▶ **CHALLENGE**
Select lines where the word "BLACK" appears.

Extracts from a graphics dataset
_____

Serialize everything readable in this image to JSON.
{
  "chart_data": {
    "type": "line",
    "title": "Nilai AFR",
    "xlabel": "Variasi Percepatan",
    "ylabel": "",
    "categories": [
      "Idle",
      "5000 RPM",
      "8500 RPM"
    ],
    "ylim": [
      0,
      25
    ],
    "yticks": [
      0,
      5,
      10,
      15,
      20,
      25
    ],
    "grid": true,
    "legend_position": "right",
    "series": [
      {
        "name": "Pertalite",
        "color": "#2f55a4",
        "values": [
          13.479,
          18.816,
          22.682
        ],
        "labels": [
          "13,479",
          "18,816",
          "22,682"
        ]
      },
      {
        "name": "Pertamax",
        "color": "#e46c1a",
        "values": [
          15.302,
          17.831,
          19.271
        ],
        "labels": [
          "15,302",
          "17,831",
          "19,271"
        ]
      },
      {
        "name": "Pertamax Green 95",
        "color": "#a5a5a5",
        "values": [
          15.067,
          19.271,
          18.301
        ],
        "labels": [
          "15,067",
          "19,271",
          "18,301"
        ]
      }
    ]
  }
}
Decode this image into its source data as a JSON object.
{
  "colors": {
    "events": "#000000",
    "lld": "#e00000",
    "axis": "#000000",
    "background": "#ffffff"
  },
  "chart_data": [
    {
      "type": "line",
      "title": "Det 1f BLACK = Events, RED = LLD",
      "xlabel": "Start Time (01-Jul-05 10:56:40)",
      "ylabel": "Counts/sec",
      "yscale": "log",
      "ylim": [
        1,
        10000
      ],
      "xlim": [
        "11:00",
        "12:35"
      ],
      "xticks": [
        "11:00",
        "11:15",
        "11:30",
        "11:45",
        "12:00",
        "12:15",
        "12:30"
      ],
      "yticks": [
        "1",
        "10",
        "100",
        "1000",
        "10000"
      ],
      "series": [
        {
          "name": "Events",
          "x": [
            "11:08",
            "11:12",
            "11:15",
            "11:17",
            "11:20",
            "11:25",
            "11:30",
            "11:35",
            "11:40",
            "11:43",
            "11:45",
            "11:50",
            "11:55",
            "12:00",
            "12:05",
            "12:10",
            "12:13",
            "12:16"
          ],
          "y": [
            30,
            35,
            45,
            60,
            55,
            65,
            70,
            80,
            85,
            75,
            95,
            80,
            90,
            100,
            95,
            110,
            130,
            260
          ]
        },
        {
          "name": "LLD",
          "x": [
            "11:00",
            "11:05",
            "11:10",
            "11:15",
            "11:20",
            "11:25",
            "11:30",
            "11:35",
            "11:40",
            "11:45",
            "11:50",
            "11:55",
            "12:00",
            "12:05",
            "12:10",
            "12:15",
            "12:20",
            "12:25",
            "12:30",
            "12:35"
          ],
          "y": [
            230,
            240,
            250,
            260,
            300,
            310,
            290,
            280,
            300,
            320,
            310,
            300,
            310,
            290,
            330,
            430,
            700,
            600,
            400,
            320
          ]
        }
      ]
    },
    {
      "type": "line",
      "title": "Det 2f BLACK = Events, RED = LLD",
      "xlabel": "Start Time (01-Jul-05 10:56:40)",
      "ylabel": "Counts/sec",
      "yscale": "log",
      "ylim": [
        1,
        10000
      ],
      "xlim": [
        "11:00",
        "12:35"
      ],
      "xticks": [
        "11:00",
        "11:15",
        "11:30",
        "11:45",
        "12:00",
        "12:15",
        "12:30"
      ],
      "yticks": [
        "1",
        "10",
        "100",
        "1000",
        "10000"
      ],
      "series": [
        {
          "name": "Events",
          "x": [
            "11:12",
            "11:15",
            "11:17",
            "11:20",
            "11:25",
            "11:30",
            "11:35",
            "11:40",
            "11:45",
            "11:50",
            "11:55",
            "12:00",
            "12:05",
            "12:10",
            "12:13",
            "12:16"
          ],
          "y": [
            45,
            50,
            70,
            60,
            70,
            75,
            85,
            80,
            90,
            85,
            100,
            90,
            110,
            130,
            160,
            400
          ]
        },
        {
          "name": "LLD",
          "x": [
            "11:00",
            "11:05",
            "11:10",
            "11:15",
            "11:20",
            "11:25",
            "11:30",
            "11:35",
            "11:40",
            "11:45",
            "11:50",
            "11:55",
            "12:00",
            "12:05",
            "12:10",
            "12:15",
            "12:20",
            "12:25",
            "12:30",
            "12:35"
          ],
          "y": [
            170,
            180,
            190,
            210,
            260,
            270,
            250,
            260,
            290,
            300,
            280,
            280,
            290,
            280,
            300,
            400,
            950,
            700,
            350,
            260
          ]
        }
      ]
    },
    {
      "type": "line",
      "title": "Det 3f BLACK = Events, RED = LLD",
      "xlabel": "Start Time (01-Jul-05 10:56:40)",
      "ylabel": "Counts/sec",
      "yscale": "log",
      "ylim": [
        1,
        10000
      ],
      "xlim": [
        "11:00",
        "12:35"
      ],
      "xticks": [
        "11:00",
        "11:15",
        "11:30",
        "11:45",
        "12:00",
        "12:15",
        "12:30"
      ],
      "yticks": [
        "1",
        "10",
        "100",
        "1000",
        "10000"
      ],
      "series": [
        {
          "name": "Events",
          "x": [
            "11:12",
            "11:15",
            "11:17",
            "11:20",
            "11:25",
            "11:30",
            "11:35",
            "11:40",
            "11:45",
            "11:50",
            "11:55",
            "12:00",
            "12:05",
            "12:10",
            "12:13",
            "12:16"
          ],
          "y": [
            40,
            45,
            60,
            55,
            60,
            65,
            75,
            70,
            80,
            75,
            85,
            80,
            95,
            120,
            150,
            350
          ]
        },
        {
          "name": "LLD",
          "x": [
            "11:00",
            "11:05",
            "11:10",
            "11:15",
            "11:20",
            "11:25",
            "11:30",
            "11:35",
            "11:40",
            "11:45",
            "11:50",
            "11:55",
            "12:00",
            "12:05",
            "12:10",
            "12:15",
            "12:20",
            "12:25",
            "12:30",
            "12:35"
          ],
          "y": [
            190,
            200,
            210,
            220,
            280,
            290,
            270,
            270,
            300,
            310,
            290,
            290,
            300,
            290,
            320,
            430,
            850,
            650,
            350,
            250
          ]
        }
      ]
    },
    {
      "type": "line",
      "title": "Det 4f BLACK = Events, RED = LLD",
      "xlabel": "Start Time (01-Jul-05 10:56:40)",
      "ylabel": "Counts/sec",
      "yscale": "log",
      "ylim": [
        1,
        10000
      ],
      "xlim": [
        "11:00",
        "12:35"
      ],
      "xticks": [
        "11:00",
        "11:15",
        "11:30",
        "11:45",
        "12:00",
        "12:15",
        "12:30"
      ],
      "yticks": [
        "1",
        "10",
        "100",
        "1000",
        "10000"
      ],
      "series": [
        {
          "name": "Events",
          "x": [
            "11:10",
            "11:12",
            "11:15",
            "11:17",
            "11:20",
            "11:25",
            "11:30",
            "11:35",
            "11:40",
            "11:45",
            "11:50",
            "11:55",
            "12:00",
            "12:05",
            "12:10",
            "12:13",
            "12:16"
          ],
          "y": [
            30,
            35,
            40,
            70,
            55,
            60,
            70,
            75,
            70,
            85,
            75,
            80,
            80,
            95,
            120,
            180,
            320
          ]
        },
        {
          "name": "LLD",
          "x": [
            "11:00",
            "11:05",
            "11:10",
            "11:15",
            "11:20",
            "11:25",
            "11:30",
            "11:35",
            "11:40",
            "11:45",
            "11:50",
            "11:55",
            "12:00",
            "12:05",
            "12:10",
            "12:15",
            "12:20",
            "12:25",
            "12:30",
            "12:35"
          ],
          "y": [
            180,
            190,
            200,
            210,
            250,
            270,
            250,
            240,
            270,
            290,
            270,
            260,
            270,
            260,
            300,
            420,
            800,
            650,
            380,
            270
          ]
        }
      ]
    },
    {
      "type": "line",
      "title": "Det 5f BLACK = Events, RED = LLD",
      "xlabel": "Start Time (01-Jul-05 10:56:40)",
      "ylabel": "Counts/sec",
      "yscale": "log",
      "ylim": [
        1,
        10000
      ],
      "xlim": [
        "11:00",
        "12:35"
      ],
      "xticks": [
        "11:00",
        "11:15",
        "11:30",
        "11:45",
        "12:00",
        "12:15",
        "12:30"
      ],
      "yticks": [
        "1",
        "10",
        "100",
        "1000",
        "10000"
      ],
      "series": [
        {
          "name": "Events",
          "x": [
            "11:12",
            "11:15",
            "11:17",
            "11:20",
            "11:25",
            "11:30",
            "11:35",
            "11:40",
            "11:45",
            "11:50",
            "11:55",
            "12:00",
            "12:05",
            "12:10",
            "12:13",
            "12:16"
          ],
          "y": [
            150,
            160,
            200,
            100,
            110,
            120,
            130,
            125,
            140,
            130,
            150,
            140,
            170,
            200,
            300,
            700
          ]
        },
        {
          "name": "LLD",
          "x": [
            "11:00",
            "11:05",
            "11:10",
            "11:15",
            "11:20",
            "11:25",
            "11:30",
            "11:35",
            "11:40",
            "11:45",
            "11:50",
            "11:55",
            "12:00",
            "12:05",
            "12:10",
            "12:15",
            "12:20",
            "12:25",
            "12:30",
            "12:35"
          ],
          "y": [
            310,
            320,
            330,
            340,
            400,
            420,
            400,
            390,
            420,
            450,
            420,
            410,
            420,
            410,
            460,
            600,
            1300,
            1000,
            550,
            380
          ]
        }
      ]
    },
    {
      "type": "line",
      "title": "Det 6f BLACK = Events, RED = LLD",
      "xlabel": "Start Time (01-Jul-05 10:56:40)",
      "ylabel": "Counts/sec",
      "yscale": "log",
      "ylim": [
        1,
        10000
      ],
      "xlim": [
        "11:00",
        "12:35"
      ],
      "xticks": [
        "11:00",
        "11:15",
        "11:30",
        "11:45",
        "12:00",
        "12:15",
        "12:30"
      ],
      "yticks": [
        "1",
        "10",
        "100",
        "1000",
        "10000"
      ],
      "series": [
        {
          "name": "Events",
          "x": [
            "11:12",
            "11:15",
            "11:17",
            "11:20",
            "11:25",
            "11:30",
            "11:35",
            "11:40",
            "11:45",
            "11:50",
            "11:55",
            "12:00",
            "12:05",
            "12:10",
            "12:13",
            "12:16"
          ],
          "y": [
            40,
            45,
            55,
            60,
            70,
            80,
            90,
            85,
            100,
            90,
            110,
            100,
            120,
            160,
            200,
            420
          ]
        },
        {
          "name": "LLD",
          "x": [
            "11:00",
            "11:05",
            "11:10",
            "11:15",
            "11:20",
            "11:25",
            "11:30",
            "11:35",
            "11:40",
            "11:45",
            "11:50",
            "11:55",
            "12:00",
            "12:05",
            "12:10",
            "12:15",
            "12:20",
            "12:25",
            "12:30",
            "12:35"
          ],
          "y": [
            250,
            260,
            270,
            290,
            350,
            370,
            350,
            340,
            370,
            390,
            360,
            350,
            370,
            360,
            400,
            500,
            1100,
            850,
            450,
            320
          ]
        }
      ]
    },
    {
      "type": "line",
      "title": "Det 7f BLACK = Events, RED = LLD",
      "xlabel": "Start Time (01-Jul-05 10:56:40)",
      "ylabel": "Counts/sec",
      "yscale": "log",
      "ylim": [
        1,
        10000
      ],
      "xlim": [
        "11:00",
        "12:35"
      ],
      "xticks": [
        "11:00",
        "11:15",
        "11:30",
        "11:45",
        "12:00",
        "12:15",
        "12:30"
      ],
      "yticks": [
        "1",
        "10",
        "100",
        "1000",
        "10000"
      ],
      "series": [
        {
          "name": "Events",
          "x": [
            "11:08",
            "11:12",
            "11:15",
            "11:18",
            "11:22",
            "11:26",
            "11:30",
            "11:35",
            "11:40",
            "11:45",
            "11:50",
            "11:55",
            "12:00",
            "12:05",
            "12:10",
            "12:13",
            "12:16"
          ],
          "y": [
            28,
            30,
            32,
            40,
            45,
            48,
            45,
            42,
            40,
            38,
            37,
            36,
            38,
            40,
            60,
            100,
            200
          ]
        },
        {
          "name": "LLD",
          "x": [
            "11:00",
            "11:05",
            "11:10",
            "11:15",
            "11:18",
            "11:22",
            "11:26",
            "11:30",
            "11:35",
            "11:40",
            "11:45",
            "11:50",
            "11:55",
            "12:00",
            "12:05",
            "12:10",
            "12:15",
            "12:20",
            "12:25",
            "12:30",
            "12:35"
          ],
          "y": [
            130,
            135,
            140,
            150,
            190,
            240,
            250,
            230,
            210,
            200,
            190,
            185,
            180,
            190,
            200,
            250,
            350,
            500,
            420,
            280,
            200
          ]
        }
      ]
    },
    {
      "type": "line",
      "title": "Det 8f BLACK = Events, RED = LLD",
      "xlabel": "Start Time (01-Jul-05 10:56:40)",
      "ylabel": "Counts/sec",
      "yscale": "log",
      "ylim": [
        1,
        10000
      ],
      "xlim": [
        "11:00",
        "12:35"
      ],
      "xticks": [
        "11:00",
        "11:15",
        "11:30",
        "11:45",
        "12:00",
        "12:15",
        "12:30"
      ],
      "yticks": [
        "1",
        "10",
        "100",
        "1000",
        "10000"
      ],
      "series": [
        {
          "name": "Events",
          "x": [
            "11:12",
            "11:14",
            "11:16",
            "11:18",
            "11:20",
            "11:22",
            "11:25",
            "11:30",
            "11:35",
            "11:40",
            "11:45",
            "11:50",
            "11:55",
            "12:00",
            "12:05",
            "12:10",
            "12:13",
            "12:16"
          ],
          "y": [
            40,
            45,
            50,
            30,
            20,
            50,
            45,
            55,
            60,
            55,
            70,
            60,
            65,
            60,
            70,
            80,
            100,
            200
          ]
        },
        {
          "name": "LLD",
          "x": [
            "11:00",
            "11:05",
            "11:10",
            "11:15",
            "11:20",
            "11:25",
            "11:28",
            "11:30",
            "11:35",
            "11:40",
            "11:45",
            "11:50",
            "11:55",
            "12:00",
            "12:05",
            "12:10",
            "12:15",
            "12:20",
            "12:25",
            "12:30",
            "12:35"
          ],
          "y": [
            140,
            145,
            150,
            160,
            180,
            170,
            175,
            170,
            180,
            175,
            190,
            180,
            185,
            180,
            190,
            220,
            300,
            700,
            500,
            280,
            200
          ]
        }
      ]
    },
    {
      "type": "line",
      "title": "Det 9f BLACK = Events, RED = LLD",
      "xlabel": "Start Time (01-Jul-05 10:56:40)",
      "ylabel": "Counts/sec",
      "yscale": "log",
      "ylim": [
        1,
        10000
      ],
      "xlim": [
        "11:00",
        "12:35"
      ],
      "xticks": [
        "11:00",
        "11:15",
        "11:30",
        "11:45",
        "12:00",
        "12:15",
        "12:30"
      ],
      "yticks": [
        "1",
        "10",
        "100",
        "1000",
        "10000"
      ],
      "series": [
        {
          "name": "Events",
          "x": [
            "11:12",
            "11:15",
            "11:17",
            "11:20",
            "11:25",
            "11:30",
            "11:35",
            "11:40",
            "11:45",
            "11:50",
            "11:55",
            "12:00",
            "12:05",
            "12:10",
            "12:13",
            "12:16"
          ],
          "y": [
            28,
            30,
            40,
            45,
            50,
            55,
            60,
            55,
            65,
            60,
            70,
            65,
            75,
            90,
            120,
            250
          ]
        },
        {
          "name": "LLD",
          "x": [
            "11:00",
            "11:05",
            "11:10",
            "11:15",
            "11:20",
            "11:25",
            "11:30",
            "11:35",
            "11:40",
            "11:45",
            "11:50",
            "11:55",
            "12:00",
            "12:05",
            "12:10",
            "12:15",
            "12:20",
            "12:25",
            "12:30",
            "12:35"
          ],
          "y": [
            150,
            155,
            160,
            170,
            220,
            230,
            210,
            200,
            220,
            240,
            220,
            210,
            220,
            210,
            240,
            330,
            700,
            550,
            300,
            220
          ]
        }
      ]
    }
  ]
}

_____

▶ **OUTPUT FOR THIS TASK**
      "title": "Det 1f BLACK = Events, RED = LLD",
      "title": "Det 2f BLACK = Events, RED = LLD",
      "title": "Det 3f BLACK = Events, RED = LLD",
      "title": "Det 4f BLACK = Events, RED = LLD",
      "title": "Det 5f BLACK = Events, RED = LLD",
      "title": "Det 6f BLACK = Events, RED = LLD",
      "title": "Det 7f BLACK = Events, RED = LLD",
      "title": "Det 8f BLACK = Events, RED = LLD",
      "title": "Det 9f BLACK = Events, RED = LLD",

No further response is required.